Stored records
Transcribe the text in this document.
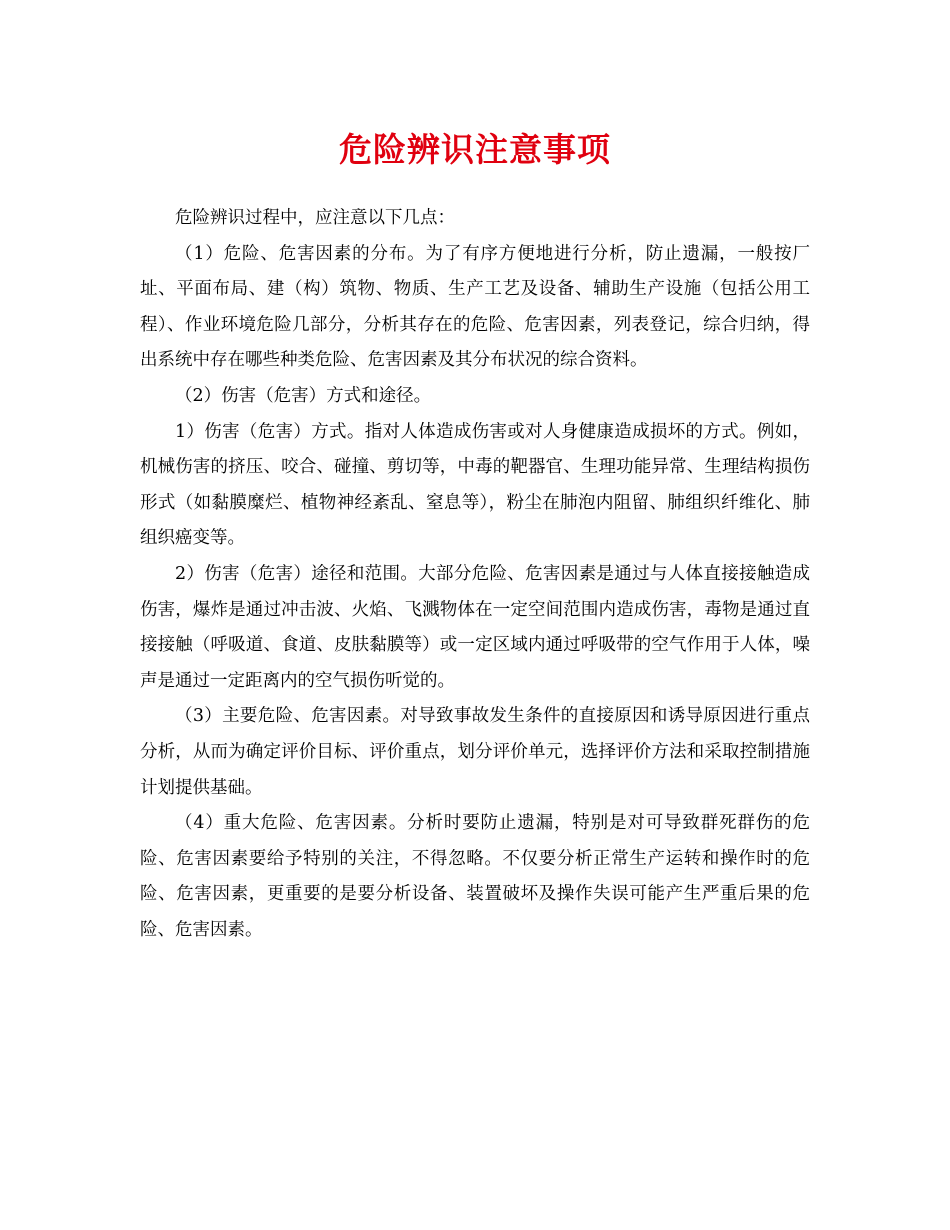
危险辨识注意事项

危险辨识过程中，应注意以下几点：

（1）危险、危害因素的分布。为了有序方便地进行分析，防止遗漏，一般按厂址、平面布局、建（构）筑物、物质、生产工艺及设备、辅助生产设施（包括公用工程）、作业环境危险几部分，分析其存在的危险、危害因素，列表登记，综合归纳，得出系统中存在哪些种类危险、危害因素及其分布状况的综合资料。

（2）伤害（危害）方式和途径。

1）伤害（危害）方式。指对人体造成伤害或对人身健康造成损坏的方式。例如，机械伤害的挤压、咬合、碰撞、剪切等，中毒的靶器官、生理功能异常、生理结构损伤形式（如黏膜糜烂、植物神经紊乱、窒息等），粉尘在肺泡内阻留、肺组织纤维化、肺组织癌变等。

2）伤害（危害）途径和范围。大部分危险、危害因素是通过与人体直接接触造成伤害，爆炸是通过冲击波、火焰、飞溅物体在一定空间范围内造成伤害，毒物是通过直接接触（呼吸道、食道、皮肤黏膜等）或一定区域内通过呼吸带的空气作用于人体，噪声是通过一定距离内的空气损伤听觉的。

（3）主要危险、危害因素。对导致事故发生条件的直接原因和诱导原因进行重点分析，从而为确定评价目标、评价重点，划分评价单元，选择评价方法和采取控制措施计划提供基础。

（4）重大危险、危害因素。分析时要防止遗漏，特别是对可导致群死群伤的危险、危害因素要给予特别的关注，不得忽略。不仅要分析正常生产运转和操作时的危险、危害因素，更重要的是要分析设备、装置破坏及操作失误可能产生严重后果的危险、危害因素。
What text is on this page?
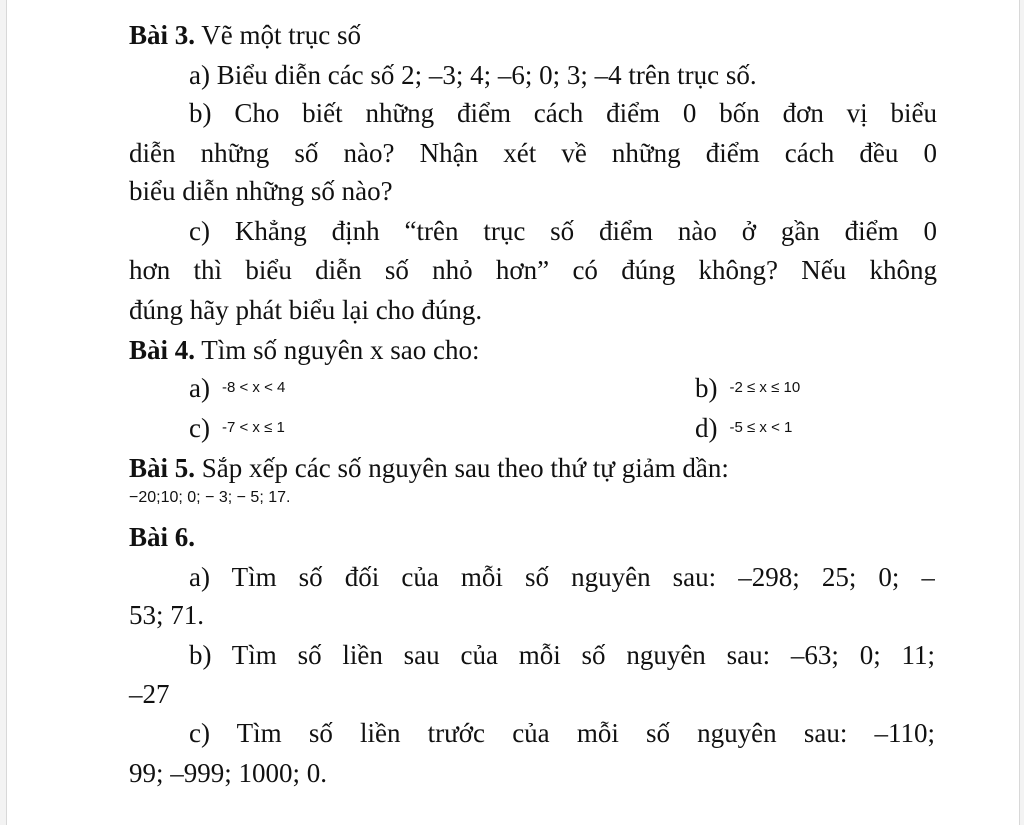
Bài 3. Vẽ một trục số
a) Biểu diễn các số 2; –3; 4; –6; 0; 3; –4 trên trục số.
b) Cho biết những điểm cách điểm 0 bốn đơn vị biểu
diễn những số nào? Nhận xét về những điểm cách đều 0
biểu diễn những số nào?
c) Khẳng định “trên trục số điểm nào ở gần điểm 0
hơn thì biểu diễn số nhỏ hơn” có đúng không? Nếu không
đúng hãy phát biểu lại cho đúng.
Bài 4. Tìm số nguyên x sao cho:
a) $^{-8 < x < 4}$	b) $^{-2 \le x \le 10}$
c) $^{-7 < x \le 1}$	d) $^{-5 \le x < 1}$
Bài 5. Sắp xếp các số nguyên sau theo thứ tự giảm dần:
−20;10; 0; − 3; − 5; 17.
Bài 6.
a) Tìm số đối của mỗi số nguyên sau: –298; 25; 0; –
53; 71.
b) Tìm số liền sau của mỗi số nguyên sau: –63; 0; 11;
–27
c) Tìm số liền trước của mỗi số nguyên sau: –110;
99; –999; 1000; 0.
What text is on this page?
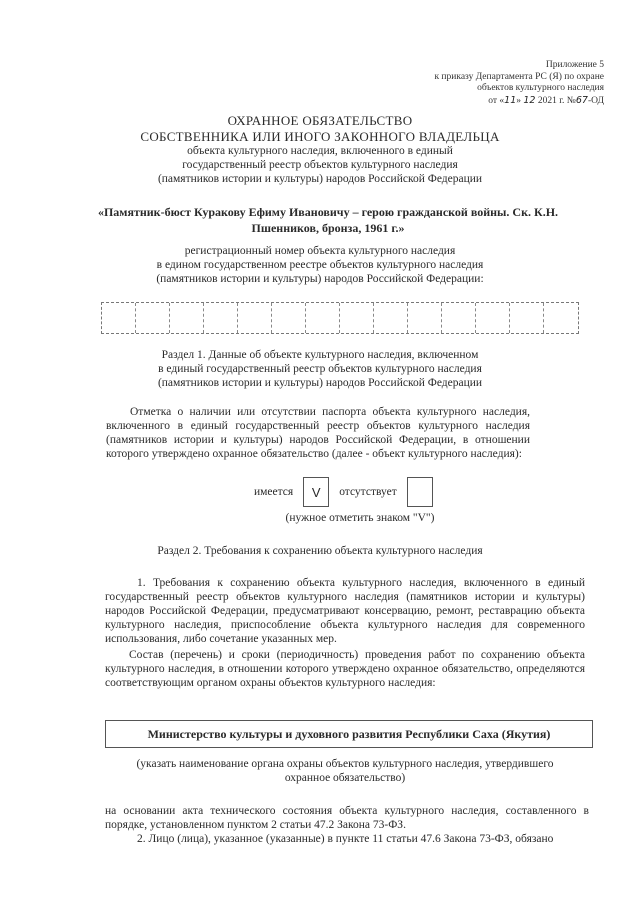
Приложение 5
к приказу Департамента РС (Я) по охране
объектов культурного наследия
от «11» 12 2021 г. №67-ОД
ОХРАННОЕ ОБЯЗАТЕЛЬСТВО
СОБСТВЕННИКА ИЛИ ИНОГО ЗАКОННОГО ВЛАДЕЛЬЦА
объекта культурного наследия, включенного в единый
государственный реестр объектов культурного наследия
(памятников истории и культуры) народов Российской Федерации
«Памятник-бюст Куракову Ефиму Ивановичу – герою гражданской войны. Ск. К.Н. Пшенников, бронза, 1961 г.»
регистрационный номер объекта культурного наследия
в едином государственном реестре объектов культурного наследия
(памятников истории и культуры) народов Российской Федерации:
Раздел 1. Данные об объекте культурного наследия, включенном
в единый государственный реестр объектов культурного наследия
(памятников истории и культуры) народов Российской Федерации
Отметка о наличии или отсутствии паспорта объекта культурного наследия, включенного в единый государственный реестр объектов культурного наследия (памятников истории и культуры) народов Российской Федерации, в отношении которого утверждено охранное обязательство (далее - объект культурного наследия):
имеется	V	отсутствует
(нужное отметить знаком "V")
Раздел 2. Требования к сохранению объекта культурного наследия
1. Требования к сохранению объекта культурного наследия, включенного в единый государственный реестр объектов культурного наследия (памятников истории и культуры) народов Российской Федерации, предусматривают консервацию, ремонт, реставрацию объекта культурного наследия, приспособление объекта культурного наследия для современного использования, либо сочетание указанных мер.
Состав (перечень) и сроки (периодичность) проведения работ по сохранению объекта культурного наследия, в отношении которого утверждено охранное обязательство, определяются соответствующим органом охраны объектов культурного наследия:
Министерство культуры и духовного развития Республики Саха (Якутия)
(указать наименование органа охраны объектов культурного наследия, утвердившего
охранное обязательство)
на основании акта технического состояния объекта культурного наследия, составленного в порядке, установленном пунктом 2 статьи 47.2 Закона 73-ФЗ.
2. Лицо (лица), указанное (указанные) в пункте 11 статьи 47.6 Закона 73-ФЗ, обязано
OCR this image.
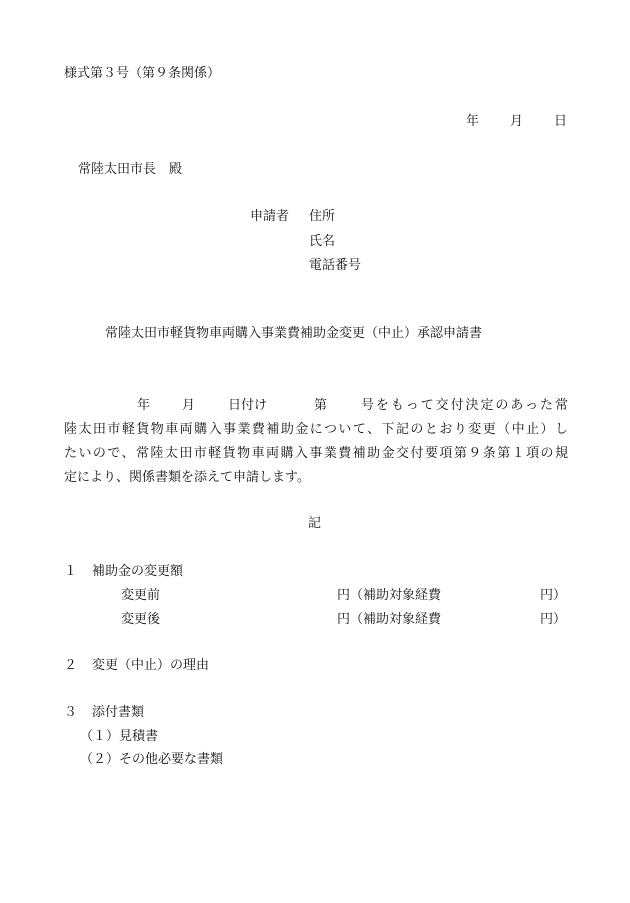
様式第３号（第９条関係）
年 月 日
常陸太田市長　殿
申請者 住所
氏名
電話番号
常陸太田市軽貨物車両購入事業費補助金変更（中止）承認申請書
年 月	日付け	第	号をもって交付決定のあった常
陸太田市軽貨物車両購入事業費補助金について、下記のとおり変更（中止）し
たいので、常陸太田市軽貨物車両購入事業費補助金交付要項第９条第１項の規
定により、関係書類を添えて申請します。
記
１ 補助金の変更額
変更前	円（補助対象経費	円）
変更後	円（補助対象経費	円）
２ 変更（中止）の理由
３ 添付書類
（１）見積書
（２）その他必要な書類
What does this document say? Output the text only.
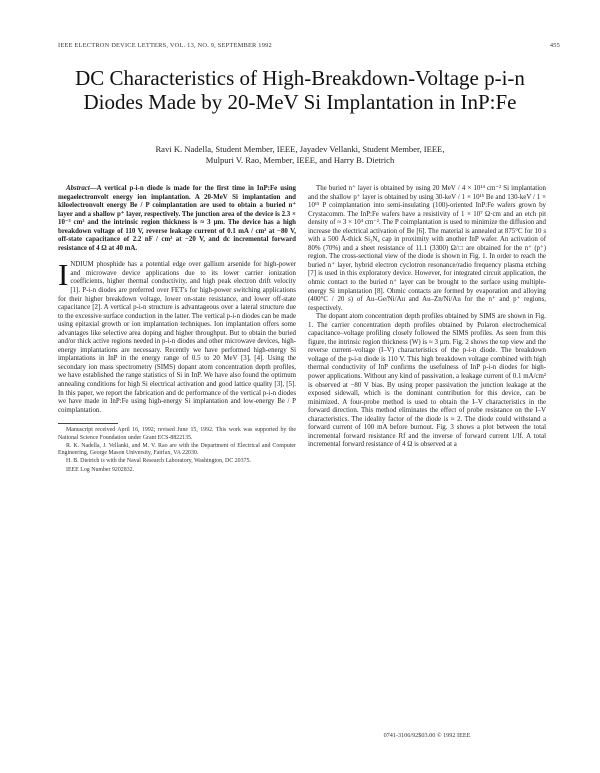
IEEE ELECTRON DEVICE LETTERS, VOL. 13, NO. 9, SEPTEMBER 1992	455
DC Characteristics of High-Breakdown-Voltage p-i-n Diodes Made by 20-MeV Si Implantation in InP:Fe
Ravi K. Nadella, Student Member, IEEE, Jayadev Vellanki, Student Member, IEEE,
Mulpuri V. Rao, Member, IEEE, and Harry B. Dietrich

Abstract—A vertical p-i-n diode is made for the first time in InP:Fe using megaelectronvolt energy ion implantation. A 20-MeV Si implantation and kiloelectronvolt energy Be / P coimplantation are used to obtain a buried n⁺ layer and a shallow p⁺ layer, respectively. The junction area of the device is 2.3 × 10⁻³ cm² and the intrinsic region thickness is ≈ 3 µm. The device has a high breakdown voltage of 110 V, reverse leakage current of 0.1 mA / cm² at −80 V, off-state capacitance of 2.2 nF / cm² at −20 V, and dc incremental forward resistance of 4 Ω at 40 mA.

INDIUM phosphide has a potential edge over gallium arsenide for high-power and microwave device applications due to its lower carrier ionization coefficients, higher thermal conductivity, and high peak electron drift velocity [1]. P-i-n diodes are preferred over FET's for high-power switching applications for their higher breakdown voltage, lower on-state resistance, and lower off-state capacitance [2]. A vertical p-i-n structure is advantageous over a lateral structure due to the excessive surface conduction in the latter. The vertical p-i-n diodes can be made using epitaxial growth or ion implantation techniques. Ion implantation offers some advantages like selective area doping and higher throughput. But to obtain the buried and/or thick active regions needed in p-i-n diodes and other microwave devices, high-energy implantations are necessary. Recently we have performed high-energy Si implantations in InP in the energy range of 0.5 to 20 MeV [3], [4]. Using the secondary ion mass spectrometry (SIMS) dopant atom concentration depth profiles, we have established the range statistics of Si in InP. We have also found the optimum annealing conditions for high Si electrical activation and good lattice quality [3], [5]. In this paper, we report the fabrication and dc performance of the vertical p-i-n diodes we have made in InP:Fe using high-energy Si implantation and low-energy Be / P coimplantation.

Manuscript received April 16, 1992; revised June 15, 1992. This work was supported by the National Science Foundation under Grant ECS-8822135.

R. K. Nadella, J. Vellanki, and M. V. Rao are with the Department of Electrical and Computer Engineering, George Mason University, Fairfax, VA 22030.

H. B. Dietrich is with the Naval Research Laboratory, Washington, DC 20375.

IEEE Log Number 9202832.

The buried n⁺ layer is obtained by using 20 MeV / 4 × 10¹⁴ cm⁻² Si implantation and the shallow p⁺ layer is obtained by using 30-keV / 1 × 10¹⁵ Be and 130-keV / 1 × 10¹⁵ P coimplantation into semi-insulating (100)-oriented InP:Fe wafers grown by Crystacomm. The InP:Fe wafers have a resistivity of 1 × 10⁷ Ω·cm and an etch pit density of ≈ 3 × 10⁴ cm⁻². The P coimplantation is used to minimize the diffusion and increase the electrical activation of Be [6]. The material is annealed at 875°C for 10 s with a 500 Å-thick Si₃N₄ cap in proximity with another InP wafer. An activation of 80% (70%) and a sheet resistance of 11.1 (3300) Ω/□ are obtained for the n⁺ (p⁺) region. The cross-sectional view of the diode is shown in Fig. 1. In order to reach the buried n⁺ layer, hybrid electron cyclotron resonance/radio frequency plasma etching [7] is used in this exploratory device. However, for integrated circuit application, the ohmic contact to the buried n⁺ layer can be brought to the surface using multiple-energy Si implantation [8]. Ohmic contacts are formed by evaporation and alloying (400°C / 20 s) of Au–Ge/Ni/Au and Au–Zn/Ni/Au for the n⁺ and p⁺ regions, respectively.

The dopant atom concentration depth profiles obtained by SIMS are shown in Fig. 1. The carrier concentration depth profiles obtained by Polaron electrochemical capacitance–voltage profiling closely followed the SIMS profiles. As seen from this figure, the intrinsic region thickness (W) is ≈ 3 µm. Fig. 2 shows the top view and the reverse current–voltage (I–V) characteristics of the p-i-n diode. The breakdown voltage of the p-i-n diode is 110 V. This high breakdown voltage combined with high thermal conductivity of InP confirms the usefulness of InP p-i-n diodes for high-power applications. Without any kind of passivation, a leakage current of 0.1 mA/cm² is observed at −80 V bias. By using proper passivation the junction leakage at the exposed sidewall, which is the dominant contribution for this device, can be minimized. A four-probe method is used to obtain the I–V characteristics in the forward direction. This method eliminates the effect of probe resistance on the I–V characteristics. The ideality factor of the diode is ≈ 2. The diode could withstand a forward current of 100 mA before burnout. Fig. 3 shows a plot between the total incremental forward resistance Rf and the inverse of forward current 1/If. A total incremental forward resistance of 4 Ω is observed at a

0741-3106/92$03.00 © 1992 IEEE
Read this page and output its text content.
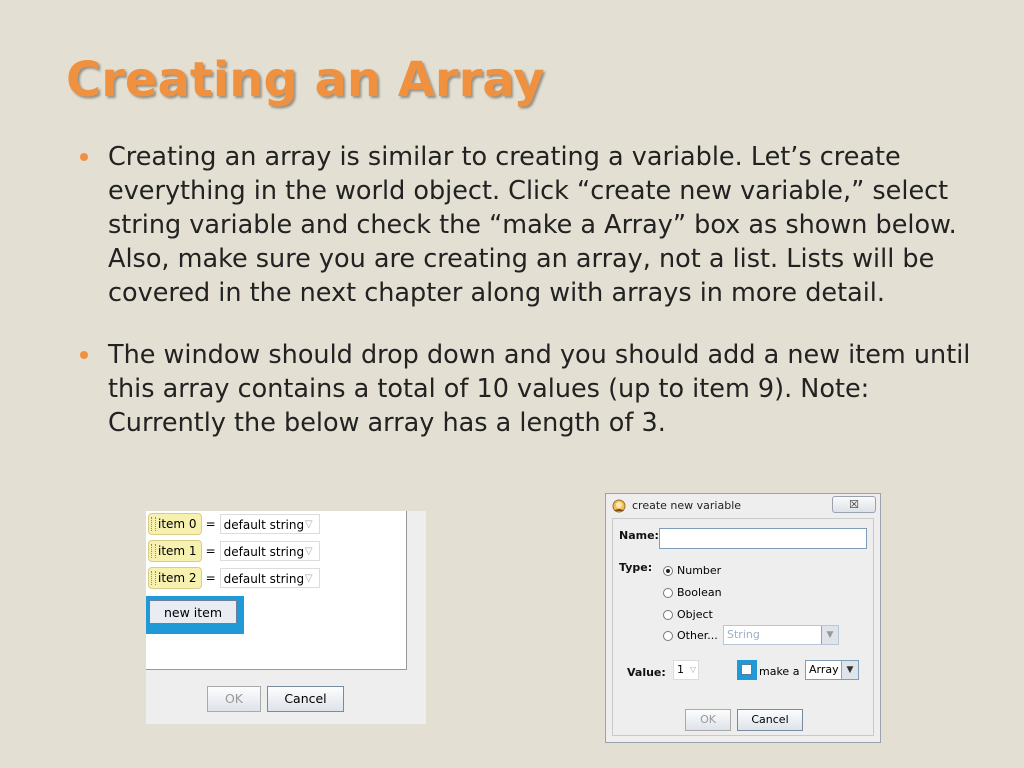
Creating an Array
Creating an array is similar to creating a variable. Let’s create everything in the world object. Click “create new variable,” select string variable and check the “make a Array” box as shown below. Also, make sure you are creating an array, not a list. Lists will be covered in the next chapter along with arrays in more detail.
The window should drop down and you should add a new item until this array contains a total of 10 values (up to item 9). Note: Currently the below array has a length of 3.
item 0 = default string ▽
item 1 = default string ▽
item 2 = default string ▽
new item
OK	Cancel
create new variable	☒
Name:
Type: Number
Boolean
Object
Other... String	▼
Value:	1 ▽	make a Array ▼
OK	Cancel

JOB → Pick out all lines from the data above in which the word "item" appears.

RESPONSE TO THIS TASK →
The window should drop down and you should add a new item until this array contains a total of 10 values (up to item 9). Note: Currently the below array has a length of 3.
item 0 = default string ▽
item 1 = default string ▽
item 2 = default string ▽
new item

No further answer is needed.